* Problem:
Repeat the listing word for word, from its first line through the line that contains "The support plate 246 is at (380, 283).", and stop there.

+++ Data supplied

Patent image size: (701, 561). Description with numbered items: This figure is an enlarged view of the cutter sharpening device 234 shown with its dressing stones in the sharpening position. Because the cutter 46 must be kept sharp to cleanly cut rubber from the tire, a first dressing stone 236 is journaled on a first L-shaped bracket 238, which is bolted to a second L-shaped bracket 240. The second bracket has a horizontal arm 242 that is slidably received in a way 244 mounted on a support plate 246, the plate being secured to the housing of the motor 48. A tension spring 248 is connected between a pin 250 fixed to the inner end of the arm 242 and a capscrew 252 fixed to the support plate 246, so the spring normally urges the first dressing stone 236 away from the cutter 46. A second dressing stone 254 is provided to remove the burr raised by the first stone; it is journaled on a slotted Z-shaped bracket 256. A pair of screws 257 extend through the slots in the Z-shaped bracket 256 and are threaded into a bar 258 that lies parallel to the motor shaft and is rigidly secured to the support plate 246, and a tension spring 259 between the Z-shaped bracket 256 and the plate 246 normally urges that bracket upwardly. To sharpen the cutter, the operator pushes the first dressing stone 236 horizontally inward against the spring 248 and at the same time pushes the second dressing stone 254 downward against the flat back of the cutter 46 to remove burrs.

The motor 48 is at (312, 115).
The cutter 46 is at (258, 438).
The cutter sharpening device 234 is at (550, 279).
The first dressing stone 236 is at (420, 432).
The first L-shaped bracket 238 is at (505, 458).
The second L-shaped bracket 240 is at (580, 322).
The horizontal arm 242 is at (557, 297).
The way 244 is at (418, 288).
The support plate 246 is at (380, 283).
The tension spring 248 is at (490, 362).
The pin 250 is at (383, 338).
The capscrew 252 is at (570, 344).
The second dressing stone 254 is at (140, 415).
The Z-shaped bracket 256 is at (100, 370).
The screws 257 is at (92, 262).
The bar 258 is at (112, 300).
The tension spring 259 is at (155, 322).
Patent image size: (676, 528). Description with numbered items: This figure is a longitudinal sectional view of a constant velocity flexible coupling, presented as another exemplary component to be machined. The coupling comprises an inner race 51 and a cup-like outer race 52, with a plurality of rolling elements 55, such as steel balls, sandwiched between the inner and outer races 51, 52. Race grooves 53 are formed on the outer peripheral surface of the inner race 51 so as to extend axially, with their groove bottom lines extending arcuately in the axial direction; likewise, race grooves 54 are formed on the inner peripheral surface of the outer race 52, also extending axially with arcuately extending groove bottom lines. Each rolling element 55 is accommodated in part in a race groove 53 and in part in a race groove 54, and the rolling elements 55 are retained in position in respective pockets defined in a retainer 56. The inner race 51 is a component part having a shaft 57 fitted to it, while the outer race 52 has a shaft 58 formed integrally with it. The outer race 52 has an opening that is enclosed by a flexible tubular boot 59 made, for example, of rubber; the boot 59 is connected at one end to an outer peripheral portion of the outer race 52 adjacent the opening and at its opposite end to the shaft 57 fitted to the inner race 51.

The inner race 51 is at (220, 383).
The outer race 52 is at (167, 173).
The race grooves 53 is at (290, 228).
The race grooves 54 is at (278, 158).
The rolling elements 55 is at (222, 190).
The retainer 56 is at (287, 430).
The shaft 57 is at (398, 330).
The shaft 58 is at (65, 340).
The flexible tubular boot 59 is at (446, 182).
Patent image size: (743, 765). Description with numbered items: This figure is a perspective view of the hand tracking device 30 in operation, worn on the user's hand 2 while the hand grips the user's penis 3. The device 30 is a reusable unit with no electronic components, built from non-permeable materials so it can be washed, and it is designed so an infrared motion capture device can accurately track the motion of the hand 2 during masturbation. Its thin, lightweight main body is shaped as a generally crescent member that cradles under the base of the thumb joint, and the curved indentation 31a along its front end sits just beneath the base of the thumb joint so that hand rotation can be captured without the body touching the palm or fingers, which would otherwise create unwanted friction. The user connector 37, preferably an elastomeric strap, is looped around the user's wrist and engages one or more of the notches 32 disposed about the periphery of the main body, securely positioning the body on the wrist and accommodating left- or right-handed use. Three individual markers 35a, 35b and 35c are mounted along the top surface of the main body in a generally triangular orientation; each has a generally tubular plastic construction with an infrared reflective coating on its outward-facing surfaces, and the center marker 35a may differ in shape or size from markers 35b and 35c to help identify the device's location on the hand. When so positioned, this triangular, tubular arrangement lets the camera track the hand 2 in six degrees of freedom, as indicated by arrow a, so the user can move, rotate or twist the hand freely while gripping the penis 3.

++++++

* Exercise solution:
Patent image size: (701, 561). Description with numbered items: This figure is an enlarged view of the cutter sharpening device 234 shown with its dressing stones in the sharpening position. Because the cutter 46 must be kept sharp to cleanly cut rubber from the tire, a first dressing stone 236 is journaled on a first L-shaped bracket 238, which is bolted to a second L-shaped bracket 240. The second bracket has a horizontal arm 242 that is slidably received in a way 244 mounted on a support plate 246, the plate being secured to the housing of the motor 48. A tension spring 248 is connected between a pin 250 fixed to the inner end of the arm 242 and a capscrew 252 fixed to the support plate 246, so the spring normally urges the first dressing stone 236 away from the cutter 46. A second dressing stone 254 is provided to remove the burr raised by the first stone; it is journaled on a slotted Z-shaped bracket 256. A pair of screws 257 extend through the slots in the Z-shaped bracket 256 and are threaded into a bar 258 that lies parallel to the motor shaft and is rigidly secured to the support plate 246, and a tension spring 259 between the Z-shaped bracket 256 and the plate 246 normally urges that bracket upwardly. To sharpen the cutter, the operator pushes the first dressing stone 236 horizontally inward against the spring 248 and at the same time pushes the second dressing stone 254 downward against the flat back of the cutter 46 to remove burrs.

The motor 48 is at (312, 115).
The cutter 46 is at (258, 438).
The cutter sharpening device 234 is at (550, 279).
The first dressing stone 236 is at (420, 432).
The first L-shaped bracket 238 is at (505, 458).
The second L-shaped bracket 240 is at (580, 322).
The horizontal arm 242 is at (557, 297).
The way 244 is at (418, 288).
The support plate 246 is at (380, 283).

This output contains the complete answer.